Only lines containing the word "this" are needed; pull them out of the material.

** Opening Records for the exercise block **

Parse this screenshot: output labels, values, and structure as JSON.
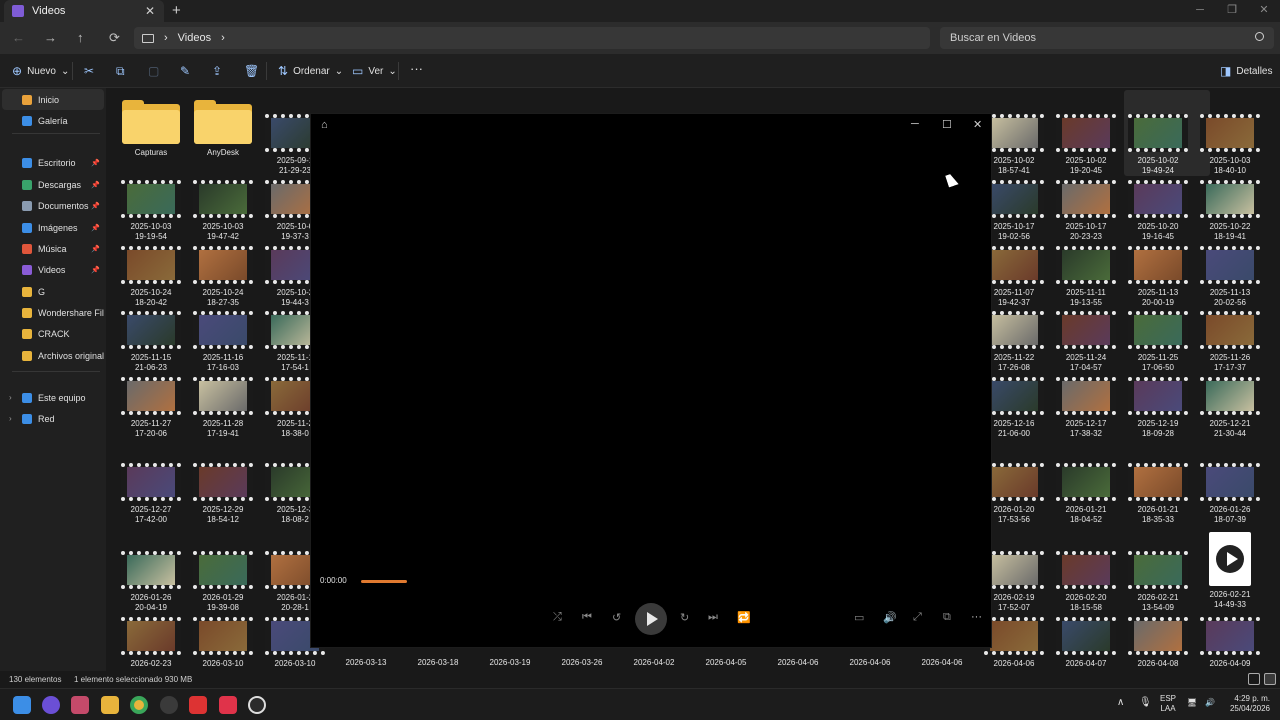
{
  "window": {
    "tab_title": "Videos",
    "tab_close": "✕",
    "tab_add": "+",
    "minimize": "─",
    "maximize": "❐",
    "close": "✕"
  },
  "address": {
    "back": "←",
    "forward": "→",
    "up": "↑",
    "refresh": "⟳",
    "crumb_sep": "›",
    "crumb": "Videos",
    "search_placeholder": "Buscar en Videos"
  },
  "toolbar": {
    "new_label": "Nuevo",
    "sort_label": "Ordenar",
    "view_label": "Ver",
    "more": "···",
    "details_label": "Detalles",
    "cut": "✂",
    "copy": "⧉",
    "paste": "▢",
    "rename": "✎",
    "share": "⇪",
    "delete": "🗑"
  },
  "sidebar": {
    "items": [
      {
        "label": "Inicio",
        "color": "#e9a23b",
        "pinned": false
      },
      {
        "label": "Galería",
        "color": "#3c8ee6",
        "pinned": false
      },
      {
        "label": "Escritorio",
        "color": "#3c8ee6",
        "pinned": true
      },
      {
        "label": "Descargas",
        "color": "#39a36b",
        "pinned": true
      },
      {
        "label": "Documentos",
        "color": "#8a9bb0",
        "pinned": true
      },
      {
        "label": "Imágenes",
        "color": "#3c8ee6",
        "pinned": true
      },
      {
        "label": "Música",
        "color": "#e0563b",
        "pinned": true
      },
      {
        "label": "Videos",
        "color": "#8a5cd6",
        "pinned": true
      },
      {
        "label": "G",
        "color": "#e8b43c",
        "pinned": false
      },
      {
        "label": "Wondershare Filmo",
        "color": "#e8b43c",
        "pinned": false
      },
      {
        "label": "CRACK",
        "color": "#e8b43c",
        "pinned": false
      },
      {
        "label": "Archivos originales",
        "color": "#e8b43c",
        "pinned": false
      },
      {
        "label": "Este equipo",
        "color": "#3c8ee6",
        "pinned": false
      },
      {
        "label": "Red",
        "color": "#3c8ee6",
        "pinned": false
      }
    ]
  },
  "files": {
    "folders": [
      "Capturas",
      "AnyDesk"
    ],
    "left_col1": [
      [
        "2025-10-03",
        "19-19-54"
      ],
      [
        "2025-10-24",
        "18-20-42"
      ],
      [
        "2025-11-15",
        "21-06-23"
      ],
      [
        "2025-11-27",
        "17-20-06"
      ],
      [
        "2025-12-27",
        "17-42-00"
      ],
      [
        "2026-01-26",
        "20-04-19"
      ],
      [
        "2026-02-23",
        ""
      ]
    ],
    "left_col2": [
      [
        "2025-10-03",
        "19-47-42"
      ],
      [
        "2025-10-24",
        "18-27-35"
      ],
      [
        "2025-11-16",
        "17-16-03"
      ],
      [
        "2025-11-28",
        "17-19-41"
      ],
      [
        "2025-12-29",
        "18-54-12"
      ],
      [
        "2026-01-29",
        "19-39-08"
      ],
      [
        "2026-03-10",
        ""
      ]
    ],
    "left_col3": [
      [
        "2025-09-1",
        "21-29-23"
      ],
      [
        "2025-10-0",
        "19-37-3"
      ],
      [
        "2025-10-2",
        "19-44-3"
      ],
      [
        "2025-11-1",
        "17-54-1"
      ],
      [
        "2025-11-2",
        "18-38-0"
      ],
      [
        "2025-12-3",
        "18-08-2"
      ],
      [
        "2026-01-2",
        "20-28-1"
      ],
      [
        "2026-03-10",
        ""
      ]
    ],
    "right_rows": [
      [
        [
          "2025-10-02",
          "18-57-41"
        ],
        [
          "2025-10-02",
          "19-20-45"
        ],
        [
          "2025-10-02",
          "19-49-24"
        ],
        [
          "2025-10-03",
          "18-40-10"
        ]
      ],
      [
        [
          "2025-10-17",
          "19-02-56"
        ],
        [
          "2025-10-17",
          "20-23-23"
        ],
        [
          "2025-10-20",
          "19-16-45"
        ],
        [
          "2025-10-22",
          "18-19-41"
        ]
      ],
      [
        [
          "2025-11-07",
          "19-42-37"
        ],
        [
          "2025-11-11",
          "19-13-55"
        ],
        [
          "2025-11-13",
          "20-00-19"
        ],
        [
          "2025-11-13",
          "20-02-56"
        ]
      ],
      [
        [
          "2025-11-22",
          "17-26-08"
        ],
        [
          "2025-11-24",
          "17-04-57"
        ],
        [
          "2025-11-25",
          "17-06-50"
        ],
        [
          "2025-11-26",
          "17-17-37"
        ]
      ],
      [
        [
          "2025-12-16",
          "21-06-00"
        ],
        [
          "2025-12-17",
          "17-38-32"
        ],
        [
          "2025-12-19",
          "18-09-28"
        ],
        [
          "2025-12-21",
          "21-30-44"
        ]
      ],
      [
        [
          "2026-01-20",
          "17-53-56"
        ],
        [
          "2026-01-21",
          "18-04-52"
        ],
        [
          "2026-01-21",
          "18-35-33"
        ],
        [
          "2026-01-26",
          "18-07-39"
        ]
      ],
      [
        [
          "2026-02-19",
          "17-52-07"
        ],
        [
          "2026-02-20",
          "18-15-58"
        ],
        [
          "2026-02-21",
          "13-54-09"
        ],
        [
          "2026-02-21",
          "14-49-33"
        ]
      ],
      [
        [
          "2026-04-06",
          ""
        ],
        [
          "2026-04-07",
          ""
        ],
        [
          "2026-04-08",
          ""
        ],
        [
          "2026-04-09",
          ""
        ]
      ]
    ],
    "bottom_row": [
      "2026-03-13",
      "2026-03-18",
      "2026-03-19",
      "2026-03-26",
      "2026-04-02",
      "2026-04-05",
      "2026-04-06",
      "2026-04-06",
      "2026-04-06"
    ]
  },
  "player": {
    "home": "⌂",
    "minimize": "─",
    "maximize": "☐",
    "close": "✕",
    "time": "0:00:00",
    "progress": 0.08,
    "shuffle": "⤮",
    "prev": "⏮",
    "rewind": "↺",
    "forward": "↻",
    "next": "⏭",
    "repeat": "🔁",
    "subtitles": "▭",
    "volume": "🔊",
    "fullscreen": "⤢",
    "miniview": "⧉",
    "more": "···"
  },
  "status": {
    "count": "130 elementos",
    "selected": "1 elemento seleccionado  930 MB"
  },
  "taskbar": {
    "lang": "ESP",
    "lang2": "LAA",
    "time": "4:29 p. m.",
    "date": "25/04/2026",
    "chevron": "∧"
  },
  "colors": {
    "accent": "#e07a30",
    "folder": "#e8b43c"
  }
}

** Closing Records for the exercise block **
** Opening Records for the exercise block **

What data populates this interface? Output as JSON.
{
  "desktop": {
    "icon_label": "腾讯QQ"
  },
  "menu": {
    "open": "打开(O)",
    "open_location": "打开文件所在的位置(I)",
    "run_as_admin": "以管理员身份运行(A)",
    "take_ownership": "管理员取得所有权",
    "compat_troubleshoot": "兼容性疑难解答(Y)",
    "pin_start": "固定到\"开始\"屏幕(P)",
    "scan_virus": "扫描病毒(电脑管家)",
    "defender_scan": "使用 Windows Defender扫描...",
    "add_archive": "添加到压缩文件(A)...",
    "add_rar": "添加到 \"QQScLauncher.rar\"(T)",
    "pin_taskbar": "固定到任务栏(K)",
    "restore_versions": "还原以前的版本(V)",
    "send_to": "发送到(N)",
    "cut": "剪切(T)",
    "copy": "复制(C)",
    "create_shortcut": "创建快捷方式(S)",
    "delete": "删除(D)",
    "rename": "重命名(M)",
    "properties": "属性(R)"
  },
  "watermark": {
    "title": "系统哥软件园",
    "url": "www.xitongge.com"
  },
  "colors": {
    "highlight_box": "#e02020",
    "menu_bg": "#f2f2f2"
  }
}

** Closing Records for the exercise block **

**Task solution**
Parse this screenshot: output labels, values, and structure as JSON.
What data populates this interface? Output as JSON.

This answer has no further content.